begin EXTRACTED INFORMATION
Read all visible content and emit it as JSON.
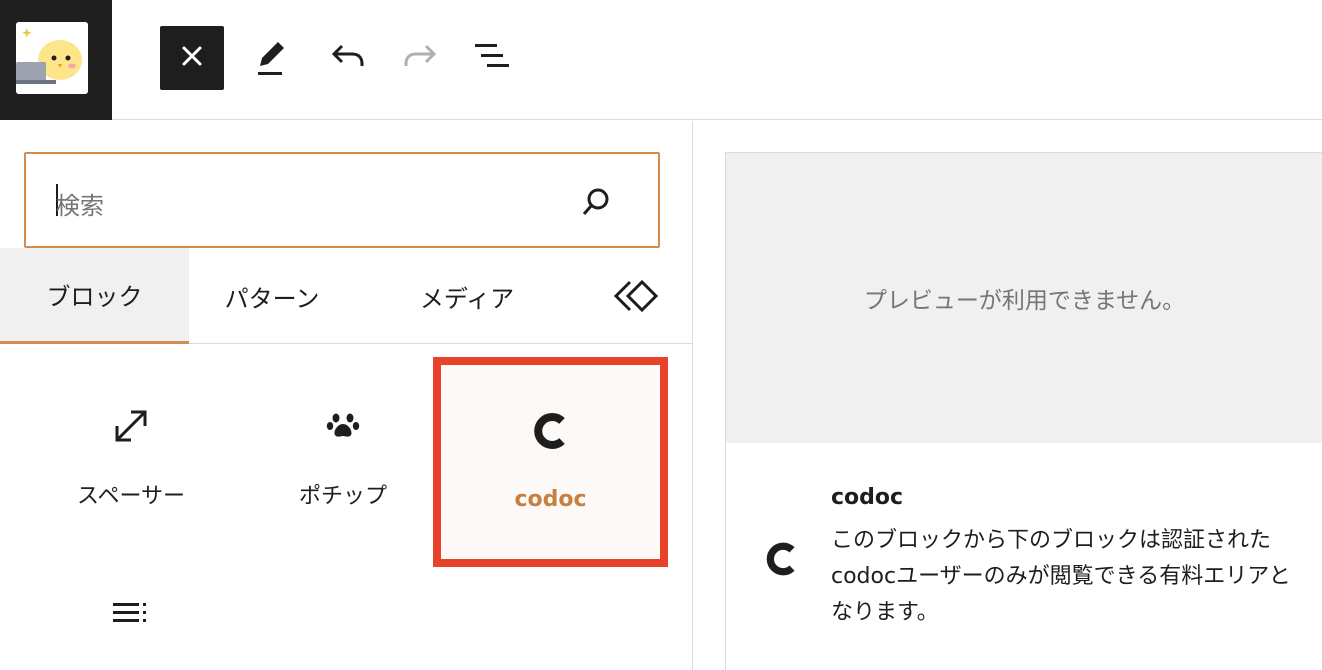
{
  "toolbar": {
    "close_icon": "close-icon",
    "tools": [
      "pencil-icon",
      "undo-icon",
      "redo-icon",
      "list-view-icon"
    ]
  },
  "inserter": {
    "search": {
      "placeholder": "検索",
      "value": ""
    },
    "tabs": [
      {
        "label": "ブロック",
        "active": true
      },
      {
        "label": "パターン",
        "active": false
      },
      {
        "label": "メディア",
        "active": false
      }
    ],
    "blocks": [
      {
        "label": "スペーサー",
        "icon": "resize-arrows-icon",
        "selected": false
      },
      {
        "label": "ポチップ",
        "icon": "paw-icon",
        "selected": false
      },
      {
        "label": "codoc",
        "icon": "codoc-icon",
        "selected": true
      },
      {
        "label": "",
        "icon": "list-icon",
        "selected": false
      }
    ]
  },
  "preview": {
    "unavailable_text": "プレビューが利用できません。",
    "block_title": "codoc",
    "block_description": "このブロックから下のブロックは認証されたcodocユーザーのみが閲覧できる有料エリアとなります。"
  },
  "colors": {
    "accent": "#d18c4e",
    "highlight": "#e8432a",
    "dark": "#1e1e1e"
  }
}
end EXTRACTED INFORMATION
STATED EXERCISE ▸ Gather, from the listing above, every line carrying the word "icon".

CORRECT RESPONSE ▸
    "close_icon": "close-icon",
      "pencil-icon",
      "undo-icon",
      "redo-icon",
      "list-view-icon"
        "icon": "resize-arrows-icon",
        "icon": "paw-icon",
        "icon": "codoc-icon",
        "icon": "list-icon",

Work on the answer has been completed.